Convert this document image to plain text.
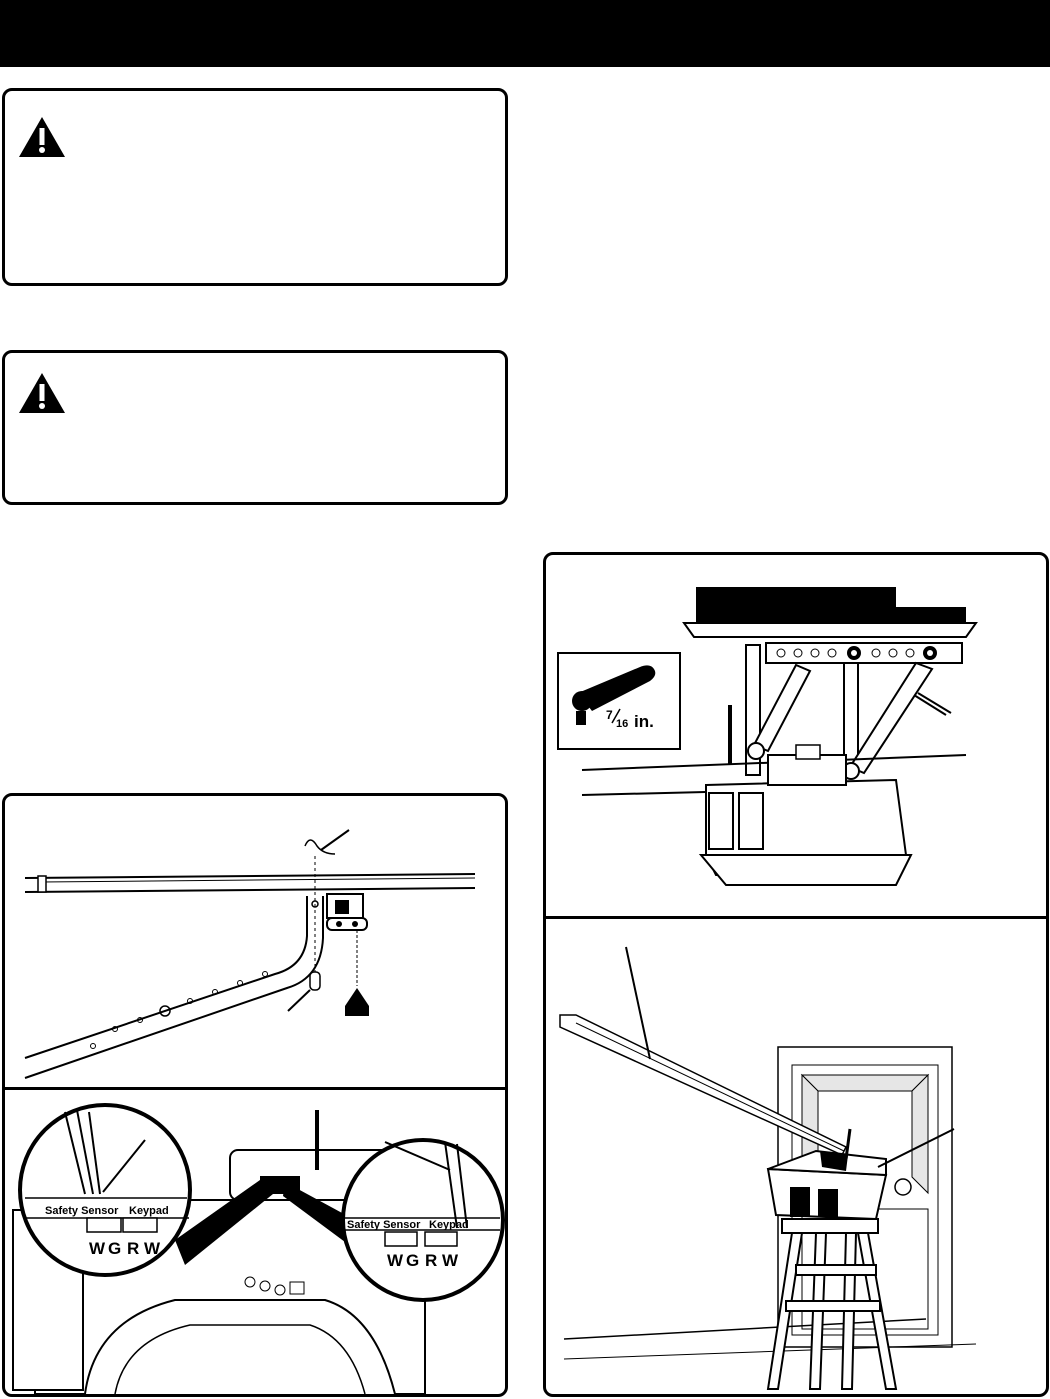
Safety Sensor Keypad
W G R W
Safety Sensor Keypad
W G R W
7
16 in.
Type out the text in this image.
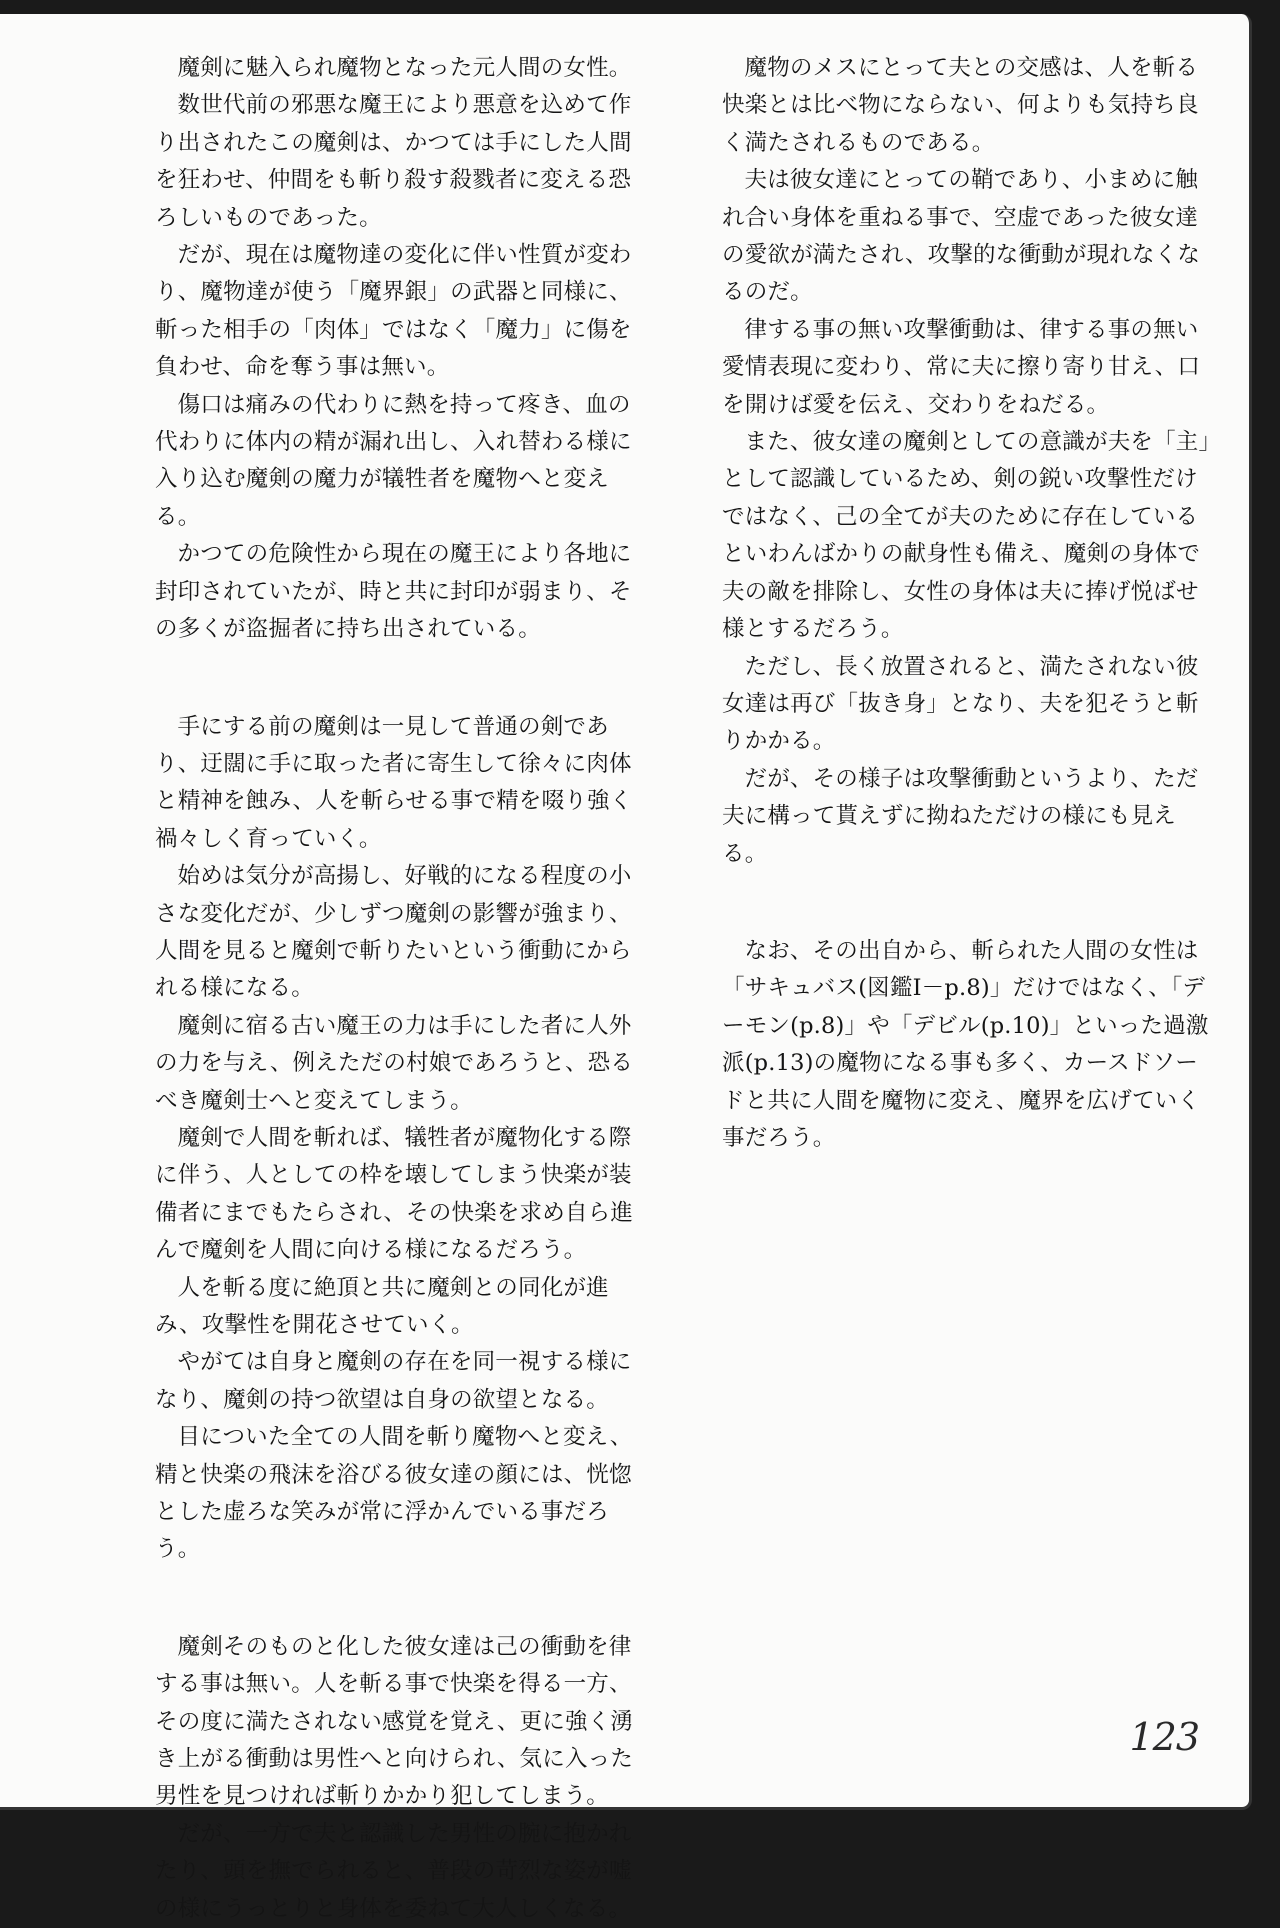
魔剣に魅入られ魔物となった元人間の女性。

数世代前の邪悪な魔王により悪意を込めて作り出されたこの魔剣は、かつては手にした人間を狂わせ、仲間をも斬り殺す殺戮者に変える恐ろしいものであった。

だが、現在は魔物達の変化に伴い性質が変わり、魔物達が使う「魔界銀」の武器と同様に、斬った相手の「肉体」ではなく「魔力」に傷を負わせ、命を奪う事は無い。

傷口は痛みの代わりに熱を持って疼き、血の代わりに体内の精が漏れ出し、入れ替わる様に入り込む魔剣の魔力が犠牲者を魔物へと変える。

かつての危険性から現在の魔王により各地に封印されていたが、時と共に封印が弱まり、その多くが盗掘者に持ち出されている。

手にする前の魔剣は一見して普通の剣であり、迂闊に手に取った者に寄生して徐々に肉体と精神を蝕み、人を斬らせる事で精を啜り強く禍々しく育っていく。

始めは気分が高揚し、好戦的になる程度の小さな変化だが、少しずつ魔剣の影響が強まり、人間を見ると魔剣で斬りたいという衝動にかられる様になる。

魔剣に宿る古い魔王の力は手にした者に人外の力を与え、例えただの村娘であろうと、恐るべき魔剣士へと変えてしまう。

魔剣で人間を斬れば、犠牲者が魔物化する際に伴う、人としての枠を壊してしまう快楽が装備者にまでもたらされ、その快楽を求め自ら進んで魔剣を人間に向ける様になるだろう。

人を斬る度に絶頂と共に魔剣との同化が進み、攻撃性を開花させていく。

やがては自身と魔剣の存在を同一視する様になり、魔剣の持つ欲望は自身の欲望となる。

目についた全ての人間を斬り魔物へと変え、精と快楽の飛沫を浴びる彼女達の顔には、恍惚とした虚ろな笑みが常に浮かんでいる事だろう。

魔剣そのものと化した彼女達は己の衝動を律する事は無い。人を斬る事で快楽を得る一方、その度に満たされない感覚を覚え、更に強く湧き上がる衝動は男性へと向けられ、気に入った男性を見つければ斬りかかり犯してしまう。

だが、一方で夫と認識した男性の腕に抱かれたり、頭を撫でられると、普段の苛烈な姿が嘘の様にうっとりと身体を委ねて大人しくなる。

魔物のメスにとって夫との交感は、人を斬る快楽とは比べ物にならない、何よりも気持ち良く満たされるものである。

夫は彼女達にとっての鞘であり、小まめに触れ合い身体を重ねる事で、空虚であった彼女達の愛欲が満たされ、攻撃的な衝動が現れなくなるのだ。

律する事の無い攻撃衝動は、律する事の無い愛情表現に変わり、常に夫に擦り寄り甘え、口を開けば愛を伝え、交わりをねだる。

また、彼女達の魔剣としての意識が夫を「主」として認識しているため、剣の鋭い攻撃性だけではなく、己の全てが夫のために存在しているといわんばかりの献身性も備え、魔剣の身体で夫の敵を排除し、女性の身体は夫に捧げ悦ばせ様とするだろう。

ただし、長く放置されると、満たされない彼女達は再び「抜き身」となり、夫を犯そうと斬りかかる。

だが、その様子は攻撃衝動というより、ただ夫に構って貰えずに拗ねただけの様にも見える。

なお、その出自から、斬られた人間の女性は「サキュバス(図鑑Ⅰ－p.8)」だけではなく、「デーモン(p.8)」や「デビル(p.10)」といった過激派(p.13)の魔物になる事も多く、カースドソードと共に人間を魔物に変え、魔界を広げていく事だろう。

123
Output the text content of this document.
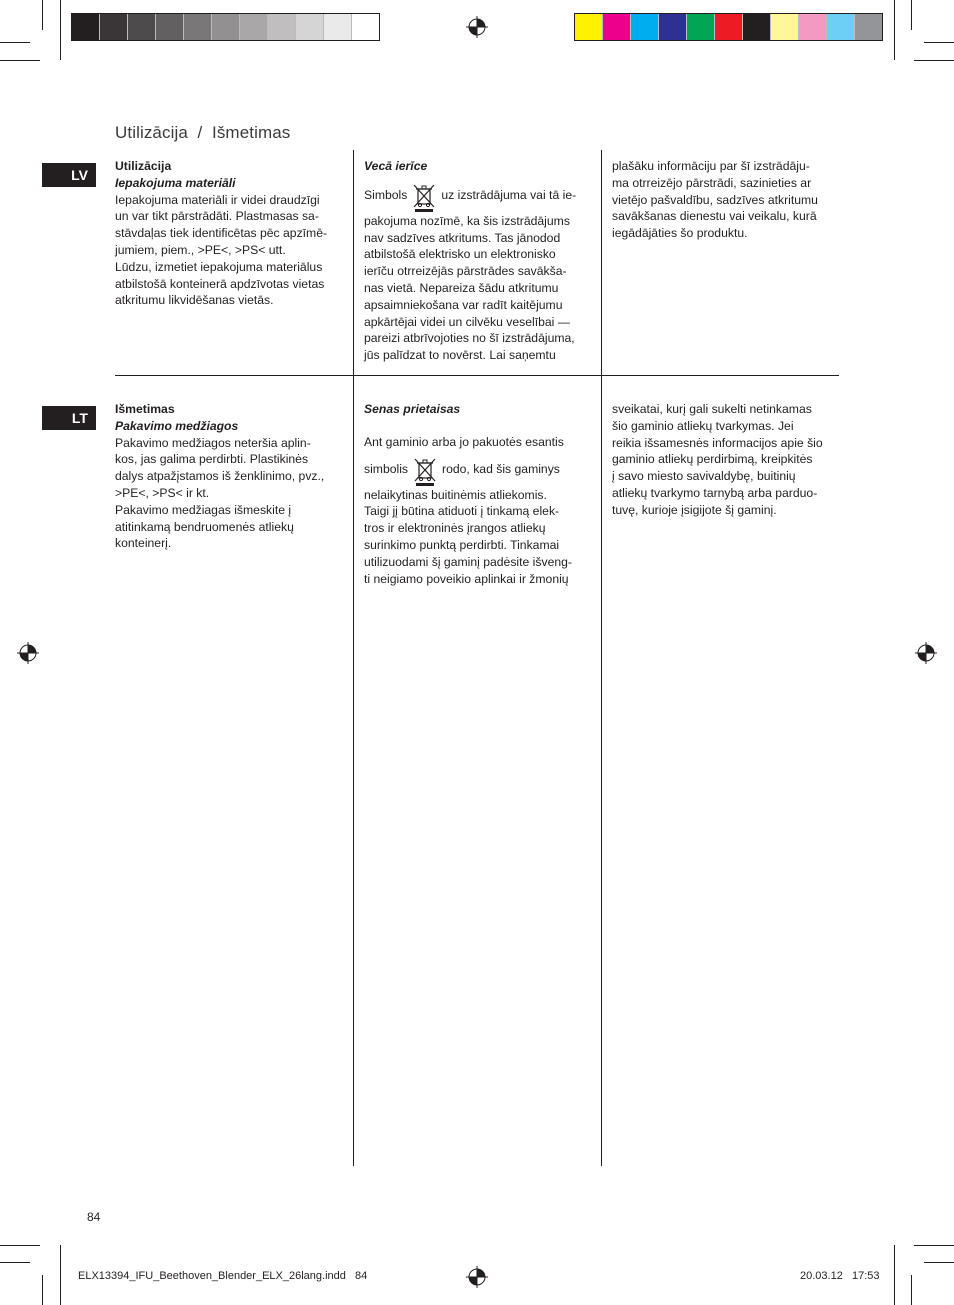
Utilizācija  /  Išmetimas
LV

Utilizācija

Iepakojuma materiāli

Iepakojuma materiāli ir videi draudzīgi

un var tikt pārstrādāti. Plastmasas sa-

stāvdaļas tiek identificētas pēc apzīmē-

jumiem, piem., >PE<, >PS< utt.

Lūdzu, izmetiet iepakojuma materiālus

atbilstošā konteinerā apdzīvotas vietas

atkritumu likvidēšanas vietās.

Vecā ierīce

Simbols	uz izstrādājuma vai tā ie-

pakojuma nozīmē, ka šis izstrādājums

nav sadzīves atkritums. Tas jānodod

atbilstošā elektrisko un elektronisko

ierīču otrreizējās pārstrādes savākša-

nas vietā. Nepareiza šādu atkritumu

apsaimniekošana var radīt kaitējumu

apkārtējai videi un cilvēku veselībai —

pareizi atbrīvojoties no šī izstrādājuma,

jūs palīdzat to novērst. Lai saņemtu

plašāku informāciju par šī izstrādāju-

ma otrreizējo pārstrādi, sazinieties ar

vietējo pašvaldību, sadzīves atkritumu

savākšanas dienestu vai veikalu, kurā

iegādājāties šo produktu.

LT

Išmetimas

Pakavimo medžiagos

Pakavimo medžiagos neteršia aplin-

kos, jas galima perdirbti. Plastikinės

dalys atpažįstamos iš ženklinimo, pvz.,

>PE<, >PS< ir kt.

Pakavimo medžiagas išmeskite į

atitinkamą bendruomenės atliekų

konteinerį.

Senas prietaisas

Ant gaminio arba jo pakuotės esantis

simbolis	rodo, kad šis gaminys

nelaikytinas buitinėmis atliekomis.

Taigi jį būtina atiduoti į tinkamą elek-

tros ir elektroninės įrangos atliekų

surinkimo punktą perdirbti. Tinkamai

utilizuodami šį gaminį padėsite išveng-

ti neigiamo poveikio aplinkai ir žmonių

sveikatai, kurį gali sukelti netinkamas

šio gaminio atliekų tvarkymas. Jei

reikia išsamesnės informacijos apie šio

gaminio atliekų perdirbimą, kreipkitės

į savo miesto savivaldybę, buitinių

atliekų tvarkymo tarnybą arba parduo-

tuvę, kurioje įsigijote šį gaminį.

84
ELX13394_IFU_Beethoven_Blender_ELX_26lang.indd   84	20.03.12   17:53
————
- WHAT YOU HAVE TO DO -
Write out the entries again, exactly as given, skipping any images.

- SOLUTION FOR THIS TASK -
Convert this document image to plain text.
Safety Sensor Keypad
W G R W
Safety Sensor Keypad
W G R W
7
16 in.
Type out the text in this image.
魔剣に魅入られ魔物となった元人間の女性。

数世代前の邪悪な魔王により悪意を込めて作り出されたこの魔剣は、かつては手にした人間を狂わせ、仲間をも斬り殺す殺戮者に変える恐ろしいものであった。

だが、現在は魔物達の変化に伴い性質が変わり、魔物達が使う「魔界銀」の武器と同様に、斬った相手の「肉体」ではなく「魔力」に傷を負わせ、命を奪う事は無い。

傷口は痛みの代わりに熱を持って疼き、血の代わりに体内の精が漏れ出し、入れ替わる様に入り込む魔剣の魔力が犠牲者を魔物へと変える。

かつての危険性から現在の魔王により各地に封印されていたが、時と共に封印が弱まり、その多くが盗掘者に持ち出されている。

手にする前の魔剣は一見して普通の剣であり、迂闊に手に取った者に寄生して徐々に肉体と精神を蝕み、人を斬らせる事で精を啜り強く禍々しく育っていく。

始めは気分が高揚し、好戦的になる程度の小さな変化だが、少しずつ魔剣の影響が強まり、人間を見ると魔剣で斬りたいという衝動にかられる様になる。

魔剣に宿る古い魔王の力は手にした者に人外の力を与え、例えただの村娘であろうと、恐るべき魔剣士へと変えてしまう。

魔剣で人間を斬れば、犠牲者が魔物化する際に伴う、人としての枠を壊してしまう快楽が装備者にまでもたらされ、その快楽を求め自ら進んで魔剣を人間に向ける様になるだろう。

人を斬る度に絶頂と共に魔剣との同化が進み、攻撃性を開花させていく。

やがては自身と魔剣の存在を同一視する様になり、魔剣の持つ欲望は自身の欲望となる。

目についた全ての人間を斬り魔物へと変え、精と快楽の飛沫を浴びる彼女達の顔には、恍惚とした虚ろな笑みが常に浮かんでいる事だろう。

魔剣そのものと化した彼女達は己の衝動を律する事は無い。人を斬る事で快楽を得る一方、その度に満たされない感覚を覚え、更に強く湧き上がる衝動は男性へと向けられ、気に入った男性を見つければ斬りかかり犯してしまう。

だが、一方で夫と認識した男性の腕に抱かれたり、頭を撫でられると、普段の苛烈な姿が嘘の様にうっとりと身体を委ねて大人しくなる。

魔物のメスにとって夫との交感は、人を斬る快楽とは比べ物にならない、何よりも気持ち良く満たされるものである。

夫は彼女達にとっての鞘であり、小まめに触れ合い身体を重ねる事で、空虚であった彼女達の愛欲が満たされ、攻撃的な衝動が現れなくなるのだ。

律する事の無い攻撃衝動は、律する事の無い愛情表現に変わり、常に夫に擦り寄り甘え、口を開けば愛を伝え、交わりをねだる。

また、彼女達の魔剣としての意識が夫を「主」として認識しているため、剣の鋭い攻撃性だけではなく、己の全てが夫のために存在しているといわんばかりの献身性も備え、魔剣の身体で夫の敵を排除し、女性の身体は夫に捧げ悦ばせ様とするだろう。

ただし、長く放置されると、満たされない彼女達は再び「抜き身」となり、夫を犯そうと斬りかかる。

だが、その様子は攻撃衝動というより、ただ夫に構って貰えずに拗ねただけの様にも見える。

なお、その出自から、斬られた人間の女性は「サキュバス(図鑑Ⅰ－p.8)」だけではなく、「デーモン(p.8)」や「デビル(p.10)」といった過激派(p.13)の魔物になる事も多く、カースドソードと共に人間を魔物に変え、魔界を広げていく事だろう。

123
Output the text content of this document.
Utilizācija  /  Išmetimas
LV

Utilizācija

Iepakojuma materiāli

Iepakojuma materiāli ir videi draudzīgi

un var tikt pārstrādāti. Plastmasas sa-

stāvdaļas tiek identificētas pēc apzīmē-

jumiem, piem., >PE<, >PS< utt.

Lūdzu, izmetiet iepakojuma materiālus

atbilstošā konteinerā apdzīvotas vietas

atkritumu likvidēšanas vietās.

Vecā ierīce

Simbols	uz izstrādājuma vai tā ie-

pakojuma nozīmē, ka šis izstrādājums

nav sadzīves atkritums. Tas jānodod

atbilstošā elektrisko un elektronisko

ierīču otrreizējās pārstrādes savākša-

nas vietā. Nepareiza šādu atkritumu

apsaimniekošana var radīt kaitējumu

apkārtējai videi un cilvēku veselībai —

pareizi atbrīvojoties no šī izstrādājuma,

jūs palīdzat to novērst. Lai saņemtu

plašāku informāciju par šī izstrādāju-

ma otrreizējo pārstrādi, sazinieties ar

vietējo pašvaldību, sadzīves atkritumu

savākšanas dienestu vai veikalu, kurā

iegādājāties šo produktu.

LT

Išmetimas

Pakavimo medžiagos

Pakavimo medžiagos neteršia aplin-

kos, jas galima perdirbti. Plastikinės

dalys atpažįstamos iš ženklinimo, pvz.,

>PE<, >PS< ir kt.

Pakavimo medžiagas išmeskite į

atitinkamą bendruomenės atliekų

konteinerį.

Senas prietaisas

Ant gaminio arba jo pakuotės esantis

simbolis	rodo, kad šis gaminys

nelaikytinas buitinėmis atliekomis.

Taigi jį būtina atiduoti į tinkamą elek-

tros ir elektroninės įrangos atliekų

surinkimo punktą perdirbti. Tinkamai

utilizuodami šį gaminį padėsite išveng-

ti neigiamo poveikio aplinkai ir žmonių

sveikatai, kurį gali sukelti netinkamas

šio gaminio atliekų tvarkymas. Jei

reikia išsamesnės informacijos apie šio

gaminio atliekų perdirbimą, kreipkitės

į savo miesto savivaldybę, buitinių

atliekų tvarkymo tarnybą arba parduo-

tuvę, kurioje įsigijote šį gaminį.

84
ELX13394_IFU_Beethoven_Blender_ELX_26lang.indd   84	20.03.12   17:53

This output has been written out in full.